▶ _SELECTED PASSAGE_:
============================================================

Exercises

If $\varphi$ is concave and $X$ is a random variable with $\mathbb{E}|X| < \infty$, then $\varphi(\mathbb{E}[X]) \geq \mathbb{E}[\varphi(X)]$.

The logarithm is concave on $(0,\infty)$. Hence $\log(\mathbb{E}[X]) \geq \mathbb{E}[\log X]$ for positive $X$. Equality holds iff $X$ is almost surely constant. $\blacksquare$

$\mathcal{F}(q,\boldsymbol{\theta}) = \int q(\mathbf{z})\log\frac{p(\mathbf{y},\mathbf{z};\boldsymbol{\theta})}{q(\mathbf{z})}\,d\mathbf{z} = \int q(\mathbf{z})\log\frac{p(\mathbf{z}\mid\mathbf{y};\boldsymbol{\theta})\,f(\mathbf{y};\boldsymbol{\theta})}{q(\mathbf{z})}\,d\mathbf{z}$.

$= \log f(\mathbf{y};\boldsymbol{\theta}) - \int q(\mathbf{z})\log\frac{q(\mathbf{z})}{p(\mathbf{z}\mid\mathbf{y};\boldsymbol{\theta})}\,d\mathbf{z} = \log f(\mathbf{y};\boldsymbol{\theta}) - D(q\Vert p(\cdot\mid\mathbf{y};\boldsymbol{\theta}))$. Rearranging gives the stated identity. $\blacksquare$

$\sum_k \gamma_{ik}^{(t)} = \frac{\sum_k \pi_k^{(t)}\,\mathcal{N}(\mathbf{y}_i;\boldsymbol{\mu}_k^{(t)},\boldsymbol{\Sigma}_{k}^{(t)})} {\sum_j \pi_j^{(t)}\,\mathcal{N}(\mathbf{y}_i;\boldsymbol{\mu}_j^{(t)},\boldsymbol{\Sigma}_{j}^{(t)})} = 1$. $\blacksquare$

$\mathcal{L}(\boldsymbol{\pi},\lambda) = \sum_k N_k \log\pi_k - \lambda\!\left(\sum_k \pi_k - 1\right)$.

============================================================

▶ _DATASET RECORDS_:
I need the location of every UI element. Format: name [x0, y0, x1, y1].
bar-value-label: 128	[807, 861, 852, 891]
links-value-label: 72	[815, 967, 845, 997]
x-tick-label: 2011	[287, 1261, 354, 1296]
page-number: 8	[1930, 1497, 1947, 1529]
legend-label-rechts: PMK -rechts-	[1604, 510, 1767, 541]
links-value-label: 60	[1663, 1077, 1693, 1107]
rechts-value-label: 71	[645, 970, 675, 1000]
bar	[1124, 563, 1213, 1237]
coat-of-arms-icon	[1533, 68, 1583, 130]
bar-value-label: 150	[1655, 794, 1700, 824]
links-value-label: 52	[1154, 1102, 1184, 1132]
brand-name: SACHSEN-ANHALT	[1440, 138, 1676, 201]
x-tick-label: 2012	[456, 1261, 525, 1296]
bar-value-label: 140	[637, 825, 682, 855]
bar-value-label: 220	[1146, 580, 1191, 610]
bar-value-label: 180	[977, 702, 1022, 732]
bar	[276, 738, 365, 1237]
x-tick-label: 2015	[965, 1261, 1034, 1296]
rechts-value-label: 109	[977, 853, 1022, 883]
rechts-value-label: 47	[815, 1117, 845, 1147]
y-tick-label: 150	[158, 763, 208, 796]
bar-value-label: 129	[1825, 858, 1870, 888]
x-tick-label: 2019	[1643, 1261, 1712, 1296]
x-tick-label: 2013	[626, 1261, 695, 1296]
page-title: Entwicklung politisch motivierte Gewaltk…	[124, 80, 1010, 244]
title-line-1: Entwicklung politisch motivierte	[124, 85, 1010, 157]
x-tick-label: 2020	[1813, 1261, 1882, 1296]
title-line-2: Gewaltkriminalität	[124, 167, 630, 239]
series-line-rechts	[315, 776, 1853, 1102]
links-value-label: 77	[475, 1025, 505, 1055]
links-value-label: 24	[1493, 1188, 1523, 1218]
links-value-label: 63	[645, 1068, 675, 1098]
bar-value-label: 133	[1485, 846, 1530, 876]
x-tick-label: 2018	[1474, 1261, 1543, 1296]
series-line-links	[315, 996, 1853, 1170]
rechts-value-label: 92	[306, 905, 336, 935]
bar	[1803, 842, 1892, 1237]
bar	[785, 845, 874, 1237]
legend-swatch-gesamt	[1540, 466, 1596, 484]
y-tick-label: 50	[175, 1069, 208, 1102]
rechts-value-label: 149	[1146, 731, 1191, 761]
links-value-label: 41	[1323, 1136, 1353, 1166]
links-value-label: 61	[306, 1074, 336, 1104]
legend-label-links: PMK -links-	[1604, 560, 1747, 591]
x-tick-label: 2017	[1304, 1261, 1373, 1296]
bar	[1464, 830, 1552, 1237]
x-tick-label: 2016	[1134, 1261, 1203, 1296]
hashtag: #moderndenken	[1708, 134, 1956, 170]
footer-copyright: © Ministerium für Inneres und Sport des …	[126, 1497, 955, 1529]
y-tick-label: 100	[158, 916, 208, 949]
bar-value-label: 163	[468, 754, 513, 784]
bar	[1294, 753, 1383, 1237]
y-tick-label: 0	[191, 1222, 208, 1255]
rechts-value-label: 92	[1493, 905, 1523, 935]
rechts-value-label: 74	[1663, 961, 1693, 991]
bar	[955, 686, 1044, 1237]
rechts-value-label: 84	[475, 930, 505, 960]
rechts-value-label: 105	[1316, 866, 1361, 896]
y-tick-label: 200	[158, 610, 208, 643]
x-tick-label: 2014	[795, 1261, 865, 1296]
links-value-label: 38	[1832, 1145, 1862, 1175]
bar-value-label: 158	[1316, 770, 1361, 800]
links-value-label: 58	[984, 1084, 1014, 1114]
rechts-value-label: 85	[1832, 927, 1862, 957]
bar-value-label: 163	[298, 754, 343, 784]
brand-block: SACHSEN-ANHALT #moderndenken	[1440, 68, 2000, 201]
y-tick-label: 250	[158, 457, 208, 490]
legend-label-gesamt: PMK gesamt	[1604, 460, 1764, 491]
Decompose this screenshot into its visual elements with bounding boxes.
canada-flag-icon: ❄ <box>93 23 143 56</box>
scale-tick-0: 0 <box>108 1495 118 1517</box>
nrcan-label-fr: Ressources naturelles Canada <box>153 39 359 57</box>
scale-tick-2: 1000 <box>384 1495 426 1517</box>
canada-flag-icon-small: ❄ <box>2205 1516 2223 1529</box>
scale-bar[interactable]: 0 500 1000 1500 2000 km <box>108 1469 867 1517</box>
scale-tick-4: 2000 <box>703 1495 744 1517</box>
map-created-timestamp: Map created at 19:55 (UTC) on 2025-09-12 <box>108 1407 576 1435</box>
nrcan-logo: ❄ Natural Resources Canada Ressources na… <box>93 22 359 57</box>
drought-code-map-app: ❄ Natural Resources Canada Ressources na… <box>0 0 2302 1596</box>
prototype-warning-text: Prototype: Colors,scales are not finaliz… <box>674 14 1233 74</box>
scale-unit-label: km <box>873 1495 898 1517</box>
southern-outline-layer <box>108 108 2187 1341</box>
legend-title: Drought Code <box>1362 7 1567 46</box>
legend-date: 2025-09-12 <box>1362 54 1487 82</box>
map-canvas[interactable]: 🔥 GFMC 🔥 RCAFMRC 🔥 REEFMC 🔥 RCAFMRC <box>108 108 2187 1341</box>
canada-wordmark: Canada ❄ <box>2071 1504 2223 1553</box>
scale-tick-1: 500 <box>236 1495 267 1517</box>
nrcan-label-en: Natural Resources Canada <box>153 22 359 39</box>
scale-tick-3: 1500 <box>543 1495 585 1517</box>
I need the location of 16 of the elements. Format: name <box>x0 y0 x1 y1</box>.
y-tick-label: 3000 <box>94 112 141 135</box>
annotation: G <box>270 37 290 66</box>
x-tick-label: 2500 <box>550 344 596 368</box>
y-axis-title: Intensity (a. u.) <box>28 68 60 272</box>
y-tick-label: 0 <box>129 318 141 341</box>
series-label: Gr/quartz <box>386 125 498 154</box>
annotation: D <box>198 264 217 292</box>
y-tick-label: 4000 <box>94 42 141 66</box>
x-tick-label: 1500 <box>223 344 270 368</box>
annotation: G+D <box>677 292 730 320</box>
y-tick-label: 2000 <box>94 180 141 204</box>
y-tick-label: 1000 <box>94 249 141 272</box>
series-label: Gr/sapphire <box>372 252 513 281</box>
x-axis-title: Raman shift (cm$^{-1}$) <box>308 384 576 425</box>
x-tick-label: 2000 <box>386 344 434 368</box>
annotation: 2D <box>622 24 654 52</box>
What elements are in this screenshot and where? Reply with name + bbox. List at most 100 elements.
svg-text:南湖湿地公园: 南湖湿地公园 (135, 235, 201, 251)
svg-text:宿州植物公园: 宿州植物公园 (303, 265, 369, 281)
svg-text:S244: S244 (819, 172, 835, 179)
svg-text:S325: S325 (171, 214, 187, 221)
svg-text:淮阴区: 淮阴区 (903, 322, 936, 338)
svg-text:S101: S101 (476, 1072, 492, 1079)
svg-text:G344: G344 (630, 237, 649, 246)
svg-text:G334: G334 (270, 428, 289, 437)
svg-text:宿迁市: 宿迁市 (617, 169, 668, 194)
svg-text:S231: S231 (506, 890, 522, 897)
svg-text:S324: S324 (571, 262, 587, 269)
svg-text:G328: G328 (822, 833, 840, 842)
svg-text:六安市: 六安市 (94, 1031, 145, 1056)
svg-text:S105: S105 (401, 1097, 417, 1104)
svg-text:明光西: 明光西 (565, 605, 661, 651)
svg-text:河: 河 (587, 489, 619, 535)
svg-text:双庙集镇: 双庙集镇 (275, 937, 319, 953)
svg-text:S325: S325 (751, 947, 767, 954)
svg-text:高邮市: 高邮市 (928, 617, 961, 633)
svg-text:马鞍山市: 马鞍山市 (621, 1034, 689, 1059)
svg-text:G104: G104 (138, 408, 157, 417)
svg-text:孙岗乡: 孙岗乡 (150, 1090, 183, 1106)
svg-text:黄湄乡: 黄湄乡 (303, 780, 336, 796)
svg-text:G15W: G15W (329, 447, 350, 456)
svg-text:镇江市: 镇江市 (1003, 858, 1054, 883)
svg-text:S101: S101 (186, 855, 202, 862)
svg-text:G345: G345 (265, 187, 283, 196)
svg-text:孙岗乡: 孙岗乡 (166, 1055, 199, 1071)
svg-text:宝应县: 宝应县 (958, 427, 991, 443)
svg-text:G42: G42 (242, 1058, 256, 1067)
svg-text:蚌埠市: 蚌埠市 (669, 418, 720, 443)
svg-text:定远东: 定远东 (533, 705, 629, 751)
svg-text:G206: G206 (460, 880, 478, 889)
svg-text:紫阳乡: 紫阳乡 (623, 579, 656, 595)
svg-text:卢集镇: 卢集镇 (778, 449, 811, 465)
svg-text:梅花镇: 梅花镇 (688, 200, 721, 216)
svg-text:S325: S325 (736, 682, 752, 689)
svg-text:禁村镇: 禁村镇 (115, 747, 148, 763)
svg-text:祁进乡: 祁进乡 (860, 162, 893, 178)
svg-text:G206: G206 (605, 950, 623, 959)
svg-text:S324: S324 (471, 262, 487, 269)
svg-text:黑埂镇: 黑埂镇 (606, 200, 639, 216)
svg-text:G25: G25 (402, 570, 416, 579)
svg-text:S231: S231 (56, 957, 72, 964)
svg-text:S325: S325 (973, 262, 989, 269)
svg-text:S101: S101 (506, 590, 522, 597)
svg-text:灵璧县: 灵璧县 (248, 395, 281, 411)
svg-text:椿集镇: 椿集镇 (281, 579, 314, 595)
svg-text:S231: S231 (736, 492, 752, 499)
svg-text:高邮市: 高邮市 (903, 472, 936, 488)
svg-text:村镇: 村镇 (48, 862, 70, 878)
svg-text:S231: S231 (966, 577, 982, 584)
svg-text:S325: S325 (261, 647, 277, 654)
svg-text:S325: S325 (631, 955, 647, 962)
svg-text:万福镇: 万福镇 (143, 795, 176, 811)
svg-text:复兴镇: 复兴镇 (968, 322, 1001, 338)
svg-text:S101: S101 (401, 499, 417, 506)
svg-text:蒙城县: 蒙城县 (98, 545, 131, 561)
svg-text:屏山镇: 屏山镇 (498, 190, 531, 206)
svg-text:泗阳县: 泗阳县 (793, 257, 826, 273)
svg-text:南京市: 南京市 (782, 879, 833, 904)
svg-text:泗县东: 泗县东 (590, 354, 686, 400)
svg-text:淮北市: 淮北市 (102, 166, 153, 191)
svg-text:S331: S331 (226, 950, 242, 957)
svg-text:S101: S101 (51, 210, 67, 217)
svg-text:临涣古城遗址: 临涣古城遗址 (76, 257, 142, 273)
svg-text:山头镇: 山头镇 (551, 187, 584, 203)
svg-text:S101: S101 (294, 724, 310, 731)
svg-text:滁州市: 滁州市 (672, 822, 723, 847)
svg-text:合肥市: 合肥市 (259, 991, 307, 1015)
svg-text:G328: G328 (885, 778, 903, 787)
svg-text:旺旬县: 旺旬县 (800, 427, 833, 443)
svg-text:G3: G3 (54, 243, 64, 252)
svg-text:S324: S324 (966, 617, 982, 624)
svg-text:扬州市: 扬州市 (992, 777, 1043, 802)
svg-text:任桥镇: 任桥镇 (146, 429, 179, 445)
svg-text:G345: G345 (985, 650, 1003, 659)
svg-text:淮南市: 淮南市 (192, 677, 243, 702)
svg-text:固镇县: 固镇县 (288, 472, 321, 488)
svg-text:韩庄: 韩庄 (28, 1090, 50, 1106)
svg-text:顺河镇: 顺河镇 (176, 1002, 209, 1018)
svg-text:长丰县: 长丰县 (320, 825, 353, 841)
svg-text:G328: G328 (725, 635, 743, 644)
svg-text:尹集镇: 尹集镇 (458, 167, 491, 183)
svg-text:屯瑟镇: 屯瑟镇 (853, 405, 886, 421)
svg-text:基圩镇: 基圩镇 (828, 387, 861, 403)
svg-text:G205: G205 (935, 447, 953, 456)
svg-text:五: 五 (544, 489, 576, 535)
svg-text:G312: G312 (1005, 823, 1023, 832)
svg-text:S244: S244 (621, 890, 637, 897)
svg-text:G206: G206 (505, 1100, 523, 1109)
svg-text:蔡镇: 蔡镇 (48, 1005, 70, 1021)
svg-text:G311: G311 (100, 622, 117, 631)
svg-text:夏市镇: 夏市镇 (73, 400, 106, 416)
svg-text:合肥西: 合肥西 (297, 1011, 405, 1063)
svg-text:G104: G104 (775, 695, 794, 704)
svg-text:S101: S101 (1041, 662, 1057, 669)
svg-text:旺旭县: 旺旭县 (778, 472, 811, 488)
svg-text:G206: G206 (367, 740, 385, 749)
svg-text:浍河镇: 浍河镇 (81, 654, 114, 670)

============================================================

▶ _WHAT TO WORK ON_:
A: Say whether each statement agrees with the exercise text on Jensen's inequality and the EM algorithm. Answer yes or no for each and quote the deciding words from the text. (i) The logarithm is concave on $(0,\infty)$. (ii) Equality in $\log(\mathbb{E}[X]) \geq \mathbb{E}[\log X]$ holds for every positive $X$. (iii) The sum over $k$ of $\gamma_{ik}^{(t)}$ equals 2.
B: Write what comes next in the exercise text on Jensen's inequality and the EM algorithm, picking up after its final equation.

▶ _SOLVED PROBLEMS_:
A:
(i) Yes: "The logarithm is concave on $(0,\infty)$."
(ii) No: "Equality holds iff $X$ is almost surely constant."
(iii) No: "$= 1$"

B:
$\partial \mathcal{L}/\partial \pi_k = N_k/\pi_k - \lambda = 0$ $\Rightarrow$ $\pi_k = N_k/\lambda$.

$\sum_k \pi_k = 1 \Rightarrow \lambda = \sum_k N_k = n$. Hence $\pi_k^{(t+1)} = N_k/n$. Non-negativity holds automatically since $N_k \geq 0$. $\blacksquare$

$\gamma_{i1}^{(t)} = \frac{\exp(-(y_i-\mu_1^{(t)})^2/2)}{\exp(-(y_i-\mu_1^{(t)})^2/2)+\exp(-(y_i-\mu_2^{(t)})^2/2)}$ $= \sigma\!\big((\mu_1^{(t)}-\mu_2^{(t)})\,y_i - \tfrac12((\mu_1^{(t)})^2-(\mu_2^{(t)})^2)\big)$ (logistic sigmoid); $\gamma_{i2}^{(t)} = 1 - \gamma_{i1}^{(t)}$.

$\mu_k^{(t+1)} = \sum_i \gamma_{ik}^{(t)} y_i / \sum_i \gamma_{ik}^{(t)}$ for $k=1,2$.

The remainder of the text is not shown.